→ Aim of the exercise: Locate every line in the material below that has the word "عملکرد". Copy each of those lines.

→ Task input:
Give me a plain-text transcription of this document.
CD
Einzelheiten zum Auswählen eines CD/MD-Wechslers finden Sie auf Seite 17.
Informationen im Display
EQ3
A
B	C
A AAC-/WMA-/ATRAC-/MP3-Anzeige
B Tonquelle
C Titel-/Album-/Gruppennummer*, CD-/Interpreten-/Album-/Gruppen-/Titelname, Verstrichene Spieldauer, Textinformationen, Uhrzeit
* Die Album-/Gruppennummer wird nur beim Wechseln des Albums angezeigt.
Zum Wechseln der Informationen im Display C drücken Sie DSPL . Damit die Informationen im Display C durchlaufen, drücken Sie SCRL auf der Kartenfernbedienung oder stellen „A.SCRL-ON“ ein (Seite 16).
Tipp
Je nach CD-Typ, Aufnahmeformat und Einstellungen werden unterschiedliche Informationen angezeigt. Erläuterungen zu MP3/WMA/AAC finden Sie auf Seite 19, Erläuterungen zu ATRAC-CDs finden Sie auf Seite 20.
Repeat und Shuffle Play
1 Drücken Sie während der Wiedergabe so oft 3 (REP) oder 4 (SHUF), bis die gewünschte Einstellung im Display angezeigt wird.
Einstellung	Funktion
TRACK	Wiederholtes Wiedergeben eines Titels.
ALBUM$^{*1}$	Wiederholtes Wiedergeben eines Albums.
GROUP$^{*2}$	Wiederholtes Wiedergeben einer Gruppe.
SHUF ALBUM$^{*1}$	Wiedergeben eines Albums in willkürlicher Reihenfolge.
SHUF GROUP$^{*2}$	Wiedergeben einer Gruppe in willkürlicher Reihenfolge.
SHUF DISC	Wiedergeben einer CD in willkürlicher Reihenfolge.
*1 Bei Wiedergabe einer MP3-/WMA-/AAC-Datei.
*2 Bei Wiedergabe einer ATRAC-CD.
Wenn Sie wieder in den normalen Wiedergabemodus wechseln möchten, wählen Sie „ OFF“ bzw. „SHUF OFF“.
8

---

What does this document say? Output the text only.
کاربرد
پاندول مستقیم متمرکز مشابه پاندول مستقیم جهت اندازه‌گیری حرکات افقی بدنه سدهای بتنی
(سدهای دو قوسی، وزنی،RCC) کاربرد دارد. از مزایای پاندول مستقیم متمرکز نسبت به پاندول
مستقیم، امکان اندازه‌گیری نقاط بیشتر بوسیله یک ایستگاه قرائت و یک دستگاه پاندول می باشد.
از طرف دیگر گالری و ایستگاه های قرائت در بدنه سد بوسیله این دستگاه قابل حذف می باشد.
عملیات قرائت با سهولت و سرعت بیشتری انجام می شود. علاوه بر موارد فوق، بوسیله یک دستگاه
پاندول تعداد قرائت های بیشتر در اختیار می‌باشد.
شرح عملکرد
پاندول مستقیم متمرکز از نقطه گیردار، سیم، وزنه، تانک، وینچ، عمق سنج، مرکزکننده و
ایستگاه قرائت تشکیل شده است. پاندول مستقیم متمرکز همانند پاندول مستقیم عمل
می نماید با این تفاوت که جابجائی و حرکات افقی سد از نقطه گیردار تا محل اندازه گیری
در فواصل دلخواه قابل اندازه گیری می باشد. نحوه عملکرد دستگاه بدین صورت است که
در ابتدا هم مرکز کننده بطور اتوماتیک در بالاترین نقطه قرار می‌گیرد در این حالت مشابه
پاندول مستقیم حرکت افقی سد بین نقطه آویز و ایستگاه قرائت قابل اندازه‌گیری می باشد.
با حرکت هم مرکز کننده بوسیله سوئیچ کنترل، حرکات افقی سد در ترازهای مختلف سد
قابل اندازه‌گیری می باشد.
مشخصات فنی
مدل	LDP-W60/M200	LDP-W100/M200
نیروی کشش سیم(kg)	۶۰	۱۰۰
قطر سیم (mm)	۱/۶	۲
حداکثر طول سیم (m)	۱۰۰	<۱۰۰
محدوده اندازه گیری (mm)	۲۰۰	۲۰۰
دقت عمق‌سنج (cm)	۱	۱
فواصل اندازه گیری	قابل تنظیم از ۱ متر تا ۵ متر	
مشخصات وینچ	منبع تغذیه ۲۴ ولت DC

→ Answer to this task:
شرح عملکرد
در فواصل دلخواه قابل اندازه گیری می باشد. نحوه عملکرد دستگاه بدین صورت است که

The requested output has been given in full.